As the project grows, attracting both attention and controversy, discussion of these immigrants’ access to private colleges—and whether admissions and financial-aid policies help or hinder them—is taking root elsewhere. At Hampshire, Margaret Cerullo, a sociology professor, has raised more than $350,000 toward an endowed scholarship. A Freedom University alumnus, Gustavo Madrigal, is the current beneficiary.
“We have to raise the question of whether we want higher education to be an increasingly exclusive and elite privilege, or whether we believe it’s a right,” says Ms. Cerullo, who aims to raise $1-million for the scholarship fund. “This is a category of students that, at this historical moment, really challenges the boundaries of democratic inclusion, and we ought to be thinking about it.”
‘Like a Lifeline’
On a recent Sunday afternoon here in Athens, a couple of dozen students trickle into a classroom shortly before 1 o’clock. Unable to drive—no papers, no license—they catch rides with relatives or volunteers. A few take a bus from downtown Atlanta; the professors pay the fare.
The small room is soon full, the door open to let in a brisk breeze. On a table are pizza boxes, a few liter bottles of soda, and an apple pie. The second class of the semester is about to begin: a seminar on Latin American literature, taught in Spanish by Ms. Kaplan and Diego del Pozo, a lecturer at Georgia.

Exercise material ▸
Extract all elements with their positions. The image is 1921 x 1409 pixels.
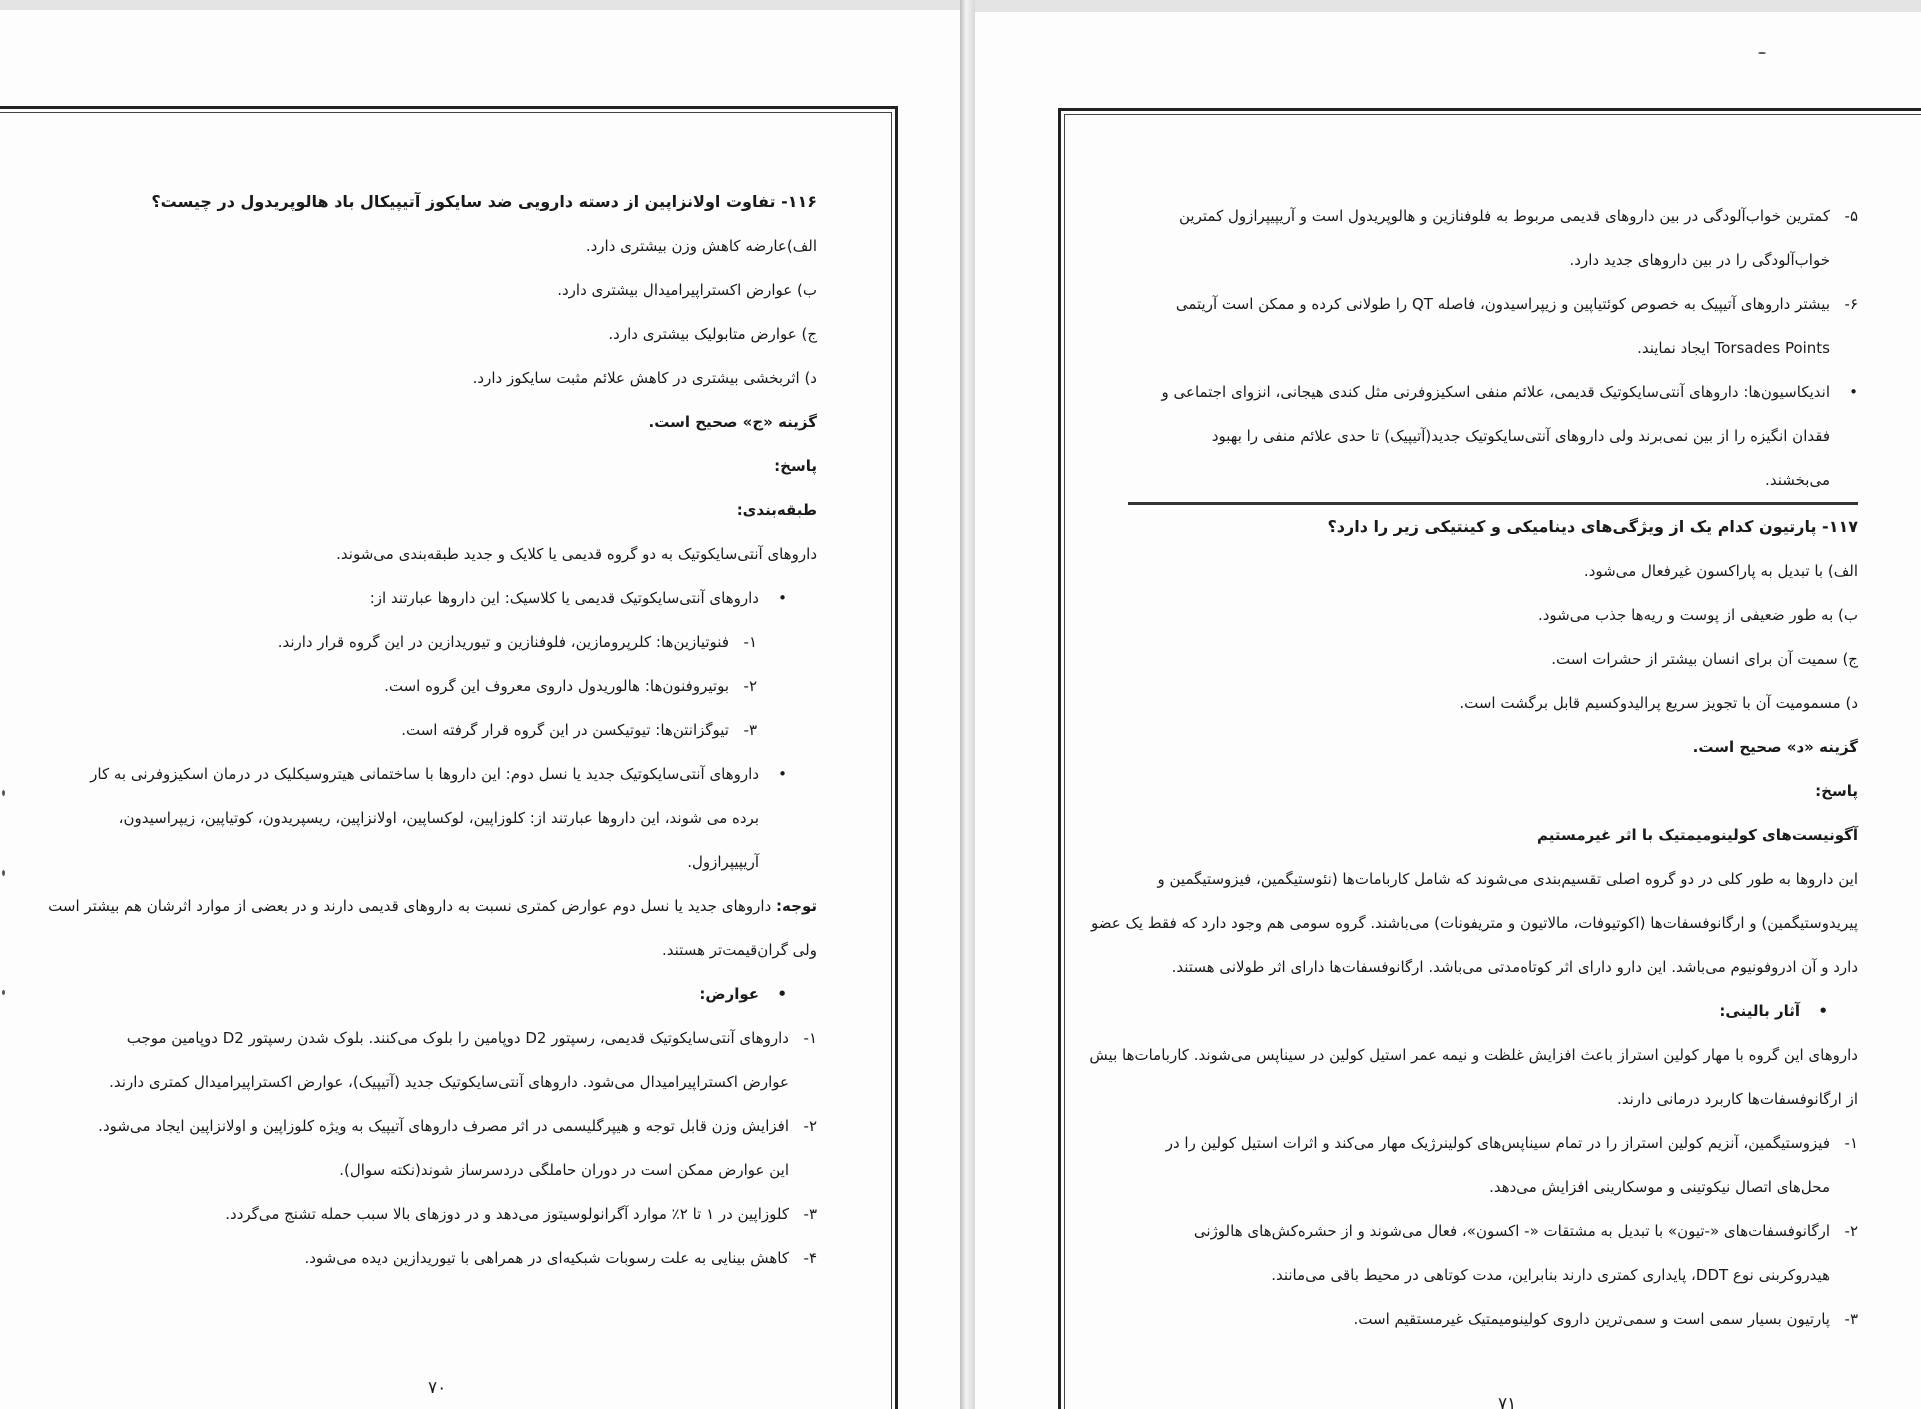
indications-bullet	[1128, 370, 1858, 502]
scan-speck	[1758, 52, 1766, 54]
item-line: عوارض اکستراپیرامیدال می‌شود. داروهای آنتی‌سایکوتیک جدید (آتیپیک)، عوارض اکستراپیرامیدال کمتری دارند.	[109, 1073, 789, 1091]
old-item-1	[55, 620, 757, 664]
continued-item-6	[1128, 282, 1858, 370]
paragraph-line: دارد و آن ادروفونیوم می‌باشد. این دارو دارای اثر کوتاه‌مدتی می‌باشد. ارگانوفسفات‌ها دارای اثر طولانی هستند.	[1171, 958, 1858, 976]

Exercises ▸
a. In the Freedom University article, which alumnus currently benefits from the endowed scholarship at Hampshire?
b. Put each line of the records into a Markdown table with the columns No. and Record line, skipping blank lines and leaving the pictures out.

Results ▸
a. Gustavo Madrigal

b.
| No. | Record line |
|---|---|
| 1 | Extract all elements with their positions. The image is 1921 x 1409 pixels. |
| 2 | indications-bullet	[1128, 370, 1858, 502] |
| 3 | scan-speck	[1758, 52, 1766, 54] |
| 4 | item-line: عوارض اکستراپیرامیدال می‌شود. داروهای آنتی‌سایکوتیک جدید (آتیپیک)، عوارض اکستراپیرامیدال کمتری دارند.	[109, 1073, 789, 1091] |
| 5 | old-item-1	[55, 620, 757, 664] |
| 6 | continued-item-6	[1128, 282, 1858, 370] |
| 7 | paragraph-line: دارد و آن ادروفونیوم می‌باشد. این دارو دارای اثر کوتاه‌مدتی می‌باشد. ارگانوفسفات‌ها دارای اثر طولانی هستند.	[1171, 958, 1858, 976] |